Write out the data character for character, beginning with its first line and ending after the line that contains "8, 874, 25]".

--- Working data ---

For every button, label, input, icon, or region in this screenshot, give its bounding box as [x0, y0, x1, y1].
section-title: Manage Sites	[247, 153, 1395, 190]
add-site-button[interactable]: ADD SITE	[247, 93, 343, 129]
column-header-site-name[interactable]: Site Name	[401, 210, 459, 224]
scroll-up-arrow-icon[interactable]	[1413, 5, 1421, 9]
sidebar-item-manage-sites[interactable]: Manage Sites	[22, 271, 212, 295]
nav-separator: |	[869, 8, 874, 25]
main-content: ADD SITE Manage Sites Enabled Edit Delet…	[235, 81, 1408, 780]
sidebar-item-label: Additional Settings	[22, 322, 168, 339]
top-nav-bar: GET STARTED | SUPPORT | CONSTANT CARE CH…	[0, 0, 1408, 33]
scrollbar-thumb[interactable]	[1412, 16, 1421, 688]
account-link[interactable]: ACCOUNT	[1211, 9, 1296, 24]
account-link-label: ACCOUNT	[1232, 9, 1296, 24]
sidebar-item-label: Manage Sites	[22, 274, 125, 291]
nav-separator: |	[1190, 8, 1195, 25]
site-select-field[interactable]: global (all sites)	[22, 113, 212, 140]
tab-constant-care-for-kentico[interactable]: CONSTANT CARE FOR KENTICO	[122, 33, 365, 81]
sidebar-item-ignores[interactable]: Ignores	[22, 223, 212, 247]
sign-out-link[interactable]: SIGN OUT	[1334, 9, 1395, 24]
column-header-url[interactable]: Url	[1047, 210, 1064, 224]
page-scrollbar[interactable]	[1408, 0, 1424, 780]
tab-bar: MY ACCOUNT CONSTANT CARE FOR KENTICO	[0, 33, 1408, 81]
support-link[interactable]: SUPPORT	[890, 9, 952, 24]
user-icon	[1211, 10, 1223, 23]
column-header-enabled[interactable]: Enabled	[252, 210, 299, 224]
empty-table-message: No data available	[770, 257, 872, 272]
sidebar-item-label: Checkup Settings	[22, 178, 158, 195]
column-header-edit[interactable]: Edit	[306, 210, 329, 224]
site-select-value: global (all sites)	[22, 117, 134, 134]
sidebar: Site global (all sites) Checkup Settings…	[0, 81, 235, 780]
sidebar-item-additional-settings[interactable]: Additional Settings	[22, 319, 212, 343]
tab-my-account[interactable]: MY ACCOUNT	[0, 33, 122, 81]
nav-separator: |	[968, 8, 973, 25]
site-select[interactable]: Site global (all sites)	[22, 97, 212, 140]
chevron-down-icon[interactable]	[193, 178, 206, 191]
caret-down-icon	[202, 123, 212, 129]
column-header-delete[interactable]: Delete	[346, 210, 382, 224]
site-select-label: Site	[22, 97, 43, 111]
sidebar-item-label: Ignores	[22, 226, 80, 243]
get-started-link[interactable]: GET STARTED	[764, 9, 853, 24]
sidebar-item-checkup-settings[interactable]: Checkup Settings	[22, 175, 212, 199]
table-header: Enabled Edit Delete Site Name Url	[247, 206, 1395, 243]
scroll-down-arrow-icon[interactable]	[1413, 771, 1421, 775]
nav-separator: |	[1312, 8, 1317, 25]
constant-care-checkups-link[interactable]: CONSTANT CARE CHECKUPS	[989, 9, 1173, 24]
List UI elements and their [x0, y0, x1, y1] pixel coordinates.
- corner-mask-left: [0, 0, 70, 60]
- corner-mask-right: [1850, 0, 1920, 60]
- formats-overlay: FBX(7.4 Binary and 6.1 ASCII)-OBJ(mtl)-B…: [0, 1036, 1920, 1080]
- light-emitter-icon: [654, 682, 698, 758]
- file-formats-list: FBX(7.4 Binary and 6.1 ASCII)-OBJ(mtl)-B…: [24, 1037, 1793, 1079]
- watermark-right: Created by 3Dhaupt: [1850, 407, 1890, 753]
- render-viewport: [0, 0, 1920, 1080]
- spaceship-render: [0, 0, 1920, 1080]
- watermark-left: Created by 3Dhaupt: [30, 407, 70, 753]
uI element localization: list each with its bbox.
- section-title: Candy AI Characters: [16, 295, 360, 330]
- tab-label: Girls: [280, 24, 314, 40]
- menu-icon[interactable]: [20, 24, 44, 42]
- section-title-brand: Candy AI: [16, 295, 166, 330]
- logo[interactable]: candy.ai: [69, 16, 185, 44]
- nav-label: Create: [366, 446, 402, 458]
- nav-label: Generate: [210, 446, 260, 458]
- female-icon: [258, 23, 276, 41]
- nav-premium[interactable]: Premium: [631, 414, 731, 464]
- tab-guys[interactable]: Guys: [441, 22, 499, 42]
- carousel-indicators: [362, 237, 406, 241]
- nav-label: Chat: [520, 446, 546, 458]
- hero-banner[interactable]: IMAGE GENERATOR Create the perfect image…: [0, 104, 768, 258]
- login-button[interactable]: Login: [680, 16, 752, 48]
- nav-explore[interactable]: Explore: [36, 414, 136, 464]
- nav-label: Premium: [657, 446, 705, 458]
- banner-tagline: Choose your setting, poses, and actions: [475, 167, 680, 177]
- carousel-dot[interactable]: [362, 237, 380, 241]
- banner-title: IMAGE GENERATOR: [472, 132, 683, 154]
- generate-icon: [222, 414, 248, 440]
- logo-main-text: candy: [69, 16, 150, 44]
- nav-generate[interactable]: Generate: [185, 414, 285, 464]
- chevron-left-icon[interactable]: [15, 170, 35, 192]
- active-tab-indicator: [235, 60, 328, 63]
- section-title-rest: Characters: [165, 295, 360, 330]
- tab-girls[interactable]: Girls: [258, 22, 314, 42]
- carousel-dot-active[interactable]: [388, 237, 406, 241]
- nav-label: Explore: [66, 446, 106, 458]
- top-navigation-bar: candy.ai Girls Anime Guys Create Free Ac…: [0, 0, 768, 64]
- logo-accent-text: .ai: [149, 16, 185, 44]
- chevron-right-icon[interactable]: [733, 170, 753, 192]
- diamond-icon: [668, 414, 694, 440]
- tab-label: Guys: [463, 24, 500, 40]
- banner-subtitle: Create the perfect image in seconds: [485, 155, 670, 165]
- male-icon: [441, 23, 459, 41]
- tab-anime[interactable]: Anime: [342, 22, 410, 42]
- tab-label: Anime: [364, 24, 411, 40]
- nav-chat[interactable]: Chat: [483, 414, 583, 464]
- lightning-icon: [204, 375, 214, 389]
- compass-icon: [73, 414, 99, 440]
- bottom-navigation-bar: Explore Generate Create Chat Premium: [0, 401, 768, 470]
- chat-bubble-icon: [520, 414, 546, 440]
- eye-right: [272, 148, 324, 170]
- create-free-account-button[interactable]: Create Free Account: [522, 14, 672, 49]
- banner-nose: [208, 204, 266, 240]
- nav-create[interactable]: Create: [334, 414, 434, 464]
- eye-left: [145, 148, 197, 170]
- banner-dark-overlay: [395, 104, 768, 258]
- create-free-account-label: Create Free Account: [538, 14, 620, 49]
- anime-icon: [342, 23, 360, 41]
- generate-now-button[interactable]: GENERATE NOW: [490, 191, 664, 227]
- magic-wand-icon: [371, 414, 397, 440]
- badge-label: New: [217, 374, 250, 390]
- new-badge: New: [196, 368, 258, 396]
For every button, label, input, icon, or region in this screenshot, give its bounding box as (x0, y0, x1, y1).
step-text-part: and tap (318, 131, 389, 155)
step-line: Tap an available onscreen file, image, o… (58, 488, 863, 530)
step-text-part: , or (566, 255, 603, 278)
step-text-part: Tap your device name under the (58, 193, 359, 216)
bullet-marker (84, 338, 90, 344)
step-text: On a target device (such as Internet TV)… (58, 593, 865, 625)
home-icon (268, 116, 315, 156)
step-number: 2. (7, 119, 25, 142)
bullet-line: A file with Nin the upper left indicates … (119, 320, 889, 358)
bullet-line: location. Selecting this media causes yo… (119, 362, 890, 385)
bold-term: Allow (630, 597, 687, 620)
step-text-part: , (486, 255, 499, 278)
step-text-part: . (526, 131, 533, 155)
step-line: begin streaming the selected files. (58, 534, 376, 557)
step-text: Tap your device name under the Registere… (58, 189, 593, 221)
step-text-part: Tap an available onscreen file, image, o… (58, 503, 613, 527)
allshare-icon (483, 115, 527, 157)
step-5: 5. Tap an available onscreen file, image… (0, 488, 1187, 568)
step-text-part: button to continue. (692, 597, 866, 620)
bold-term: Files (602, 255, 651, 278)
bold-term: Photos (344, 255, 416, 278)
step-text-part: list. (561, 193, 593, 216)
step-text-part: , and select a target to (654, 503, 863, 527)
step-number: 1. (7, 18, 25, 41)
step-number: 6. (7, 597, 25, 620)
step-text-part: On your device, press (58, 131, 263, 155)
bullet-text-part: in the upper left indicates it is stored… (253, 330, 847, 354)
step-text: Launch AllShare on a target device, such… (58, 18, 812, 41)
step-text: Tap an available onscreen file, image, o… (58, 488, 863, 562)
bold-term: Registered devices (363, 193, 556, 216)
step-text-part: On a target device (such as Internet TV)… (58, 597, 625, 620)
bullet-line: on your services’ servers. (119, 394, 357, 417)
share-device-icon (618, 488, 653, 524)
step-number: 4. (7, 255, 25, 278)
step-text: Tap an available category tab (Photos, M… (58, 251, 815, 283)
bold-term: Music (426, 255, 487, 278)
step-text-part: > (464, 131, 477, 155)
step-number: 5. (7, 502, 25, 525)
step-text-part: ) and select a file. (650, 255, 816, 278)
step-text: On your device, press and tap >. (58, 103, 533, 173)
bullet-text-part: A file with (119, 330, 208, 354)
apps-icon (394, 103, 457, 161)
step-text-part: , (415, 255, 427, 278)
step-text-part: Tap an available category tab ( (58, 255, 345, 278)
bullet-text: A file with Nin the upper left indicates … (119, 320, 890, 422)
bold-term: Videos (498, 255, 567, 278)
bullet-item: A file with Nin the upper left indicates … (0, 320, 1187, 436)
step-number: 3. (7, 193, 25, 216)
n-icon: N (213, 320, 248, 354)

---

*The answer*.
For every button, label, input, icon, or region in this screenshot, give its bounding box as [x0, y0, x1, y1].
section-title: Manage Sites	[247, 153, 1395, 190]
add-site-button[interactable]: ADD SITE	[247, 93, 343, 129]
column-header-site-name[interactable]: Site Name	[401, 210, 459, 224]
scroll-up-arrow-icon[interactable]	[1413, 5, 1421, 9]
sidebar-item-manage-sites[interactable]: Manage Sites	[22, 271, 212, 295]
nav-separator: |	[869, 8, 874, 25]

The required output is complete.